GIVEN EXERCISE:
Identify, in the records below, every line where the string "مشخص" appears, and copy each such line.

Extracted data entries:
####################
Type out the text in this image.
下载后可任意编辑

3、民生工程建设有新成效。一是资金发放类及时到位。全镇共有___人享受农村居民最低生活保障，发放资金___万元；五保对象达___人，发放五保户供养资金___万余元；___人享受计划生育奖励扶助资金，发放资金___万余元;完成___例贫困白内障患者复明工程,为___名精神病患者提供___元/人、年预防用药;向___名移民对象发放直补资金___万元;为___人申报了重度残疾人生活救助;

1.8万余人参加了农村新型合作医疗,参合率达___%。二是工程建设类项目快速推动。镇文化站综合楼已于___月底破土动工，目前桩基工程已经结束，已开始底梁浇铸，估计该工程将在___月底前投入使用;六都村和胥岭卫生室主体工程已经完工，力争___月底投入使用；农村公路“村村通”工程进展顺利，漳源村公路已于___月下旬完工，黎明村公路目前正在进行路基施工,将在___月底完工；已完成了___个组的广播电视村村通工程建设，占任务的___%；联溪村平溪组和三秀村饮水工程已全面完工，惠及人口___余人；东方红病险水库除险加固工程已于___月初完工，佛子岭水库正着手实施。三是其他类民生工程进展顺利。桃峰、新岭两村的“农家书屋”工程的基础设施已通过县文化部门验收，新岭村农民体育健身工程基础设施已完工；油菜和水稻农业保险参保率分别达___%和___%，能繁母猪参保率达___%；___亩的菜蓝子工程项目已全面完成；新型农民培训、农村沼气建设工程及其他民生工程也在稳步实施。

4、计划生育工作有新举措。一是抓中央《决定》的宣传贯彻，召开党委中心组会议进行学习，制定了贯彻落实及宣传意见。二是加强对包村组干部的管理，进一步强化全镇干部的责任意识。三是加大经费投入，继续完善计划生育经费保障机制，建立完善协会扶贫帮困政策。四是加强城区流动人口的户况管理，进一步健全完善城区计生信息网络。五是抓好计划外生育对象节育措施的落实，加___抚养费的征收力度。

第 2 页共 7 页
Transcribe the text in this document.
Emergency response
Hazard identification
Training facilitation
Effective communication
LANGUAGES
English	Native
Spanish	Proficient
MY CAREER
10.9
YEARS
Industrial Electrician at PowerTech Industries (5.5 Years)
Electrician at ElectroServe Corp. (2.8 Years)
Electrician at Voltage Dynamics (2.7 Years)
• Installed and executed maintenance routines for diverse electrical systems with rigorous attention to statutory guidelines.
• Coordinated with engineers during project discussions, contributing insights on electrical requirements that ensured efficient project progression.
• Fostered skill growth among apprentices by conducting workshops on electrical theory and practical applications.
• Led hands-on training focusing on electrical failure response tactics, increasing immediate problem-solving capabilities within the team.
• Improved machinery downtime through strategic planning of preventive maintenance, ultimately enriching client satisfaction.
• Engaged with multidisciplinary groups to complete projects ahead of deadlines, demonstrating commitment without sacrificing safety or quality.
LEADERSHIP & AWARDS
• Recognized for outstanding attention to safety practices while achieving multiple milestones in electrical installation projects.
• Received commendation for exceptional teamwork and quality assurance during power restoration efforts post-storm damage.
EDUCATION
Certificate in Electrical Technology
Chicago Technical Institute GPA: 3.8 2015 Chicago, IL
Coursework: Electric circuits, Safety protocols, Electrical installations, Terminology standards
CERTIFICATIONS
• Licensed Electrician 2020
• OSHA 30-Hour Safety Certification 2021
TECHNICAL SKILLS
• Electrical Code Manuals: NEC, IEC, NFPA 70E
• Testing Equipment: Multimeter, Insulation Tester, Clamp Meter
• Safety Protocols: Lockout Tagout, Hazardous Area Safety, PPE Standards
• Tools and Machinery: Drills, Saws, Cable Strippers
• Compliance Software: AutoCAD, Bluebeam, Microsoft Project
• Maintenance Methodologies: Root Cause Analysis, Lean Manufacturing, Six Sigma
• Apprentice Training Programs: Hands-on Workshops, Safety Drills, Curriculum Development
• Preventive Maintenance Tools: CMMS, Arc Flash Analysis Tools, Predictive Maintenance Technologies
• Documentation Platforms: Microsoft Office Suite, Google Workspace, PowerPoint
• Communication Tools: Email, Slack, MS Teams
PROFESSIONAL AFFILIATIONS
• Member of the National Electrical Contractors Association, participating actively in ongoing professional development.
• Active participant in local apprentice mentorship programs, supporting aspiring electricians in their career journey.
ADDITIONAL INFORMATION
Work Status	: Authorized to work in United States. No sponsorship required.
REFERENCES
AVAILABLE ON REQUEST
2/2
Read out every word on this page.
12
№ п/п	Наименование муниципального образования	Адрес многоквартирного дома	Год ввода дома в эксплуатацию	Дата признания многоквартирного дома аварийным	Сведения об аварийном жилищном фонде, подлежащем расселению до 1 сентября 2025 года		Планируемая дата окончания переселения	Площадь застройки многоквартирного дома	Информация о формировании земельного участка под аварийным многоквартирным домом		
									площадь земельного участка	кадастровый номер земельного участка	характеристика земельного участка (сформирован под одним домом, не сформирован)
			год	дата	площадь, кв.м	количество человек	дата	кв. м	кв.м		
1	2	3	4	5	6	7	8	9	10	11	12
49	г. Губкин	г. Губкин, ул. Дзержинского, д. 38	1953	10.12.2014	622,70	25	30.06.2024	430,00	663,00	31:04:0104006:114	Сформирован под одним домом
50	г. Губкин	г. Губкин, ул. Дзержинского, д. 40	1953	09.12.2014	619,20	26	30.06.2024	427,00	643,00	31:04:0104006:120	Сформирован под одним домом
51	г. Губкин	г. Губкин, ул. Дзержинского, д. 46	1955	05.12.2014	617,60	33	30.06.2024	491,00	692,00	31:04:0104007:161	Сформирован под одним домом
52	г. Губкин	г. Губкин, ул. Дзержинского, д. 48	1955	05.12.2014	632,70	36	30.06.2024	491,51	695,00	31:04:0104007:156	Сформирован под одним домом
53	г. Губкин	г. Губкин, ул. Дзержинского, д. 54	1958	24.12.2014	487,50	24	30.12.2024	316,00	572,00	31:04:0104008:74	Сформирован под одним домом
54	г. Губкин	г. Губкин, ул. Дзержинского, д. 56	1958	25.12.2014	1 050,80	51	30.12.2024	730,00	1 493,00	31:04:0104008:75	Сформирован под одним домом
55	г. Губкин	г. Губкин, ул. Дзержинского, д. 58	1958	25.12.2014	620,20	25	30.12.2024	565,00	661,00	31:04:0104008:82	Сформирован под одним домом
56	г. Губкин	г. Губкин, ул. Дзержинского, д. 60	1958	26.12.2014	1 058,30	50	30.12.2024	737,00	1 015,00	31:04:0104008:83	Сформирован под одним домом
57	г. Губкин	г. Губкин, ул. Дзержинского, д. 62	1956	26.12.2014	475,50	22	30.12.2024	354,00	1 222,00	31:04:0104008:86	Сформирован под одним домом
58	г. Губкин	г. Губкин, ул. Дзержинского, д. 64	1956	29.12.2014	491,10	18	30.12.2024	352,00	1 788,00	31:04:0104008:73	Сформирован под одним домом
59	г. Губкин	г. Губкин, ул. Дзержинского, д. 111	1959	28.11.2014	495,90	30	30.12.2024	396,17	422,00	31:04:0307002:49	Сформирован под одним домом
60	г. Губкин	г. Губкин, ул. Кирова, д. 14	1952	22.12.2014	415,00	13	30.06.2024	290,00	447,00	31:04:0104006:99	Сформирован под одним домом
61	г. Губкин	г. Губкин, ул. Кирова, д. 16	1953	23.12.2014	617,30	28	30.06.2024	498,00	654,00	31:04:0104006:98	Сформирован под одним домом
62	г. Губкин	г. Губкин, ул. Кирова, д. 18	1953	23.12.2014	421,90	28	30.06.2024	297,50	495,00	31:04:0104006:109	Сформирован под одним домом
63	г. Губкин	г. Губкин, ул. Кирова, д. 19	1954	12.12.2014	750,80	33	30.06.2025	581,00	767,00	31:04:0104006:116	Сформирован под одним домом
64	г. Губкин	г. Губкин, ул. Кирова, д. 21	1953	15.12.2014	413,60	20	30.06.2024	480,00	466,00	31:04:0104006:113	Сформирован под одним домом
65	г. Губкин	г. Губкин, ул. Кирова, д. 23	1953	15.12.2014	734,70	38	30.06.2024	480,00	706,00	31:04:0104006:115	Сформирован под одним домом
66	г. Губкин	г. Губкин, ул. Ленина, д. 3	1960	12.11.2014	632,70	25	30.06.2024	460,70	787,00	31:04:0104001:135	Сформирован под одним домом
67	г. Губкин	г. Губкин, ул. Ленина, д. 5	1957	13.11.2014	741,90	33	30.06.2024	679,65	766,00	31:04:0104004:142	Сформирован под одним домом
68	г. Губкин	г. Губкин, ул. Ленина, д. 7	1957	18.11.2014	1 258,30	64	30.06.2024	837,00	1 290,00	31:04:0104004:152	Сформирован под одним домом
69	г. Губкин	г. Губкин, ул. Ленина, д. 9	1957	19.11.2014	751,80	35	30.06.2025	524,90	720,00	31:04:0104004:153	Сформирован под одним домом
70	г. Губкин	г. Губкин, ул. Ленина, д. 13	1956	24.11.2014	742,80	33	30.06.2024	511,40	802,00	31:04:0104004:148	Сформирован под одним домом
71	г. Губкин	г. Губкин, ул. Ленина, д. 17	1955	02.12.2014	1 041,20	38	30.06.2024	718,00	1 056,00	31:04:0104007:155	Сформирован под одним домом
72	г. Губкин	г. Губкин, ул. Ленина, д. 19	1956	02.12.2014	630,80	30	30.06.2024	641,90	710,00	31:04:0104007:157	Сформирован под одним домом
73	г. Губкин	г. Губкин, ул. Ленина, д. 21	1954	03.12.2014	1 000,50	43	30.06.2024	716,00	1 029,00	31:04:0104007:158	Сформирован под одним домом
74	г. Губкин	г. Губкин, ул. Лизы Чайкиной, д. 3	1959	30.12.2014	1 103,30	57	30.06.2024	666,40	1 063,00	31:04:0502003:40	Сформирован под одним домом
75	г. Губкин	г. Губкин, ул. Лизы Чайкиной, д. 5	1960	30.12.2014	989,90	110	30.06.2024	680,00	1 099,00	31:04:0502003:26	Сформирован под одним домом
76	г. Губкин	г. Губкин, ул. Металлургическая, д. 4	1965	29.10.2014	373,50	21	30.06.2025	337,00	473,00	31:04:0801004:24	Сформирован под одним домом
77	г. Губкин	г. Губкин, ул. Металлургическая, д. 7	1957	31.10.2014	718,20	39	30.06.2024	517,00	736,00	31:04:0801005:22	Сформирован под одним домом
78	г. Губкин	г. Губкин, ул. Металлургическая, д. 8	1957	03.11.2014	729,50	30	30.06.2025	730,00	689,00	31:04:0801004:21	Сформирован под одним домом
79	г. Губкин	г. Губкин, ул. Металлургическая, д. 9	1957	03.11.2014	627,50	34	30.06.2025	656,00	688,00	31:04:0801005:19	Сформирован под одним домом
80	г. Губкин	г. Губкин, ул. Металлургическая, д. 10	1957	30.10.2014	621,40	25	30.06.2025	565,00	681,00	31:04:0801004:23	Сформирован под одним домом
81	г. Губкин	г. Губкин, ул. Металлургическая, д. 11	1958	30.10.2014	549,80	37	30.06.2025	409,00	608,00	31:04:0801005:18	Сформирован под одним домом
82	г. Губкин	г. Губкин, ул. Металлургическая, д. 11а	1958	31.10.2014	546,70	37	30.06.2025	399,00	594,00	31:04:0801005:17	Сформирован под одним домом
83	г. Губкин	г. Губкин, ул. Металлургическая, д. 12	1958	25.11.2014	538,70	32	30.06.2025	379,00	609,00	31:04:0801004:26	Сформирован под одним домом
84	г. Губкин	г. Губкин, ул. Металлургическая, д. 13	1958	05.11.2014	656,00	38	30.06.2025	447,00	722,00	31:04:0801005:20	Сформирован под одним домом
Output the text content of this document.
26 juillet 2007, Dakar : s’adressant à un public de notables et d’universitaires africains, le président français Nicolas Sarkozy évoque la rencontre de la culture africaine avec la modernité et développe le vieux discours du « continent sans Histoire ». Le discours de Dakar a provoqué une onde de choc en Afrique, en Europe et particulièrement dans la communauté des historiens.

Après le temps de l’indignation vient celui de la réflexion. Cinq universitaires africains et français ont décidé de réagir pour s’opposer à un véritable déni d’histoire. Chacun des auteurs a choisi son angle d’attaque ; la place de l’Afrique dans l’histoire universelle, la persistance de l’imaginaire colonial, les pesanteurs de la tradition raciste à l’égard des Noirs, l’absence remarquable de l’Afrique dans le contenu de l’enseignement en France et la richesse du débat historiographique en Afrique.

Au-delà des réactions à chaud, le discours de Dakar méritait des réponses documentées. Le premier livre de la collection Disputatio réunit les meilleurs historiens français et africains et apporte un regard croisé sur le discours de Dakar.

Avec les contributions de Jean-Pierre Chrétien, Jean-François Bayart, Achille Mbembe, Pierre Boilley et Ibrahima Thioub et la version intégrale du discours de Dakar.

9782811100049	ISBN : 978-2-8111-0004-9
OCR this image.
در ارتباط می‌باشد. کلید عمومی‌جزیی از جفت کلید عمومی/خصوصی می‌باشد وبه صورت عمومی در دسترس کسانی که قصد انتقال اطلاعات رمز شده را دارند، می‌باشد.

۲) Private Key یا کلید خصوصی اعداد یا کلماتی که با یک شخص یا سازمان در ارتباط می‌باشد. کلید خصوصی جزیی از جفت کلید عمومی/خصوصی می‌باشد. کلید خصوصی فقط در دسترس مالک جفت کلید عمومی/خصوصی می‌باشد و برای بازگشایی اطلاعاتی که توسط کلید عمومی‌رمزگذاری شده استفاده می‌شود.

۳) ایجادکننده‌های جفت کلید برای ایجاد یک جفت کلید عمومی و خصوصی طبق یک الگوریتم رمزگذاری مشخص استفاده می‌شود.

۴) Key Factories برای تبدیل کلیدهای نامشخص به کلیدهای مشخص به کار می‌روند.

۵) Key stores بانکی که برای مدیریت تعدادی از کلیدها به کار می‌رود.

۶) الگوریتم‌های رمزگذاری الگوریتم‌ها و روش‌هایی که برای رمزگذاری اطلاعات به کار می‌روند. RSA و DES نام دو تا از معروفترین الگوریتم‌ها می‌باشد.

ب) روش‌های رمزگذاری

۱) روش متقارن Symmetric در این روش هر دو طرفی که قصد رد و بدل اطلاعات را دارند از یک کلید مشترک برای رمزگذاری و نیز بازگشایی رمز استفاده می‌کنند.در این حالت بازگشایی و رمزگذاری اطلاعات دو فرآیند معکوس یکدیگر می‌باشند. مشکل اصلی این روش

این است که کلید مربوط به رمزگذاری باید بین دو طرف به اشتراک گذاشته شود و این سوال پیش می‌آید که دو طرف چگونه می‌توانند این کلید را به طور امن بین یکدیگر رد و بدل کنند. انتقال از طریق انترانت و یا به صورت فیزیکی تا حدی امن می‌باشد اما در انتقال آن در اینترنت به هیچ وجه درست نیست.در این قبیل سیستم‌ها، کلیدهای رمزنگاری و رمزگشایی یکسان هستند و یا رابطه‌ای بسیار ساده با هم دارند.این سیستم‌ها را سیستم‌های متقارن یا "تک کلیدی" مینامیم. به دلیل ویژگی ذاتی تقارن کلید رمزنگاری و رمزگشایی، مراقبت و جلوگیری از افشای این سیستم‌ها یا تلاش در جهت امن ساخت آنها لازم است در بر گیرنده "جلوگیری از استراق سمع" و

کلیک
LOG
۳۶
####################
SOLUTION TO THIS EXERCISE:
۳) ایجادکننده‌های جفت کلید برای ایجاد یک جفت کلید عمومی و خصوصی طبق یک الگوریتم رمزگذاری مشخص استفاده می‌شود.
۴) Key Factories برای تبدیل کلیدهای نامشخص به کلیدهای مشخص به کار می‌روند.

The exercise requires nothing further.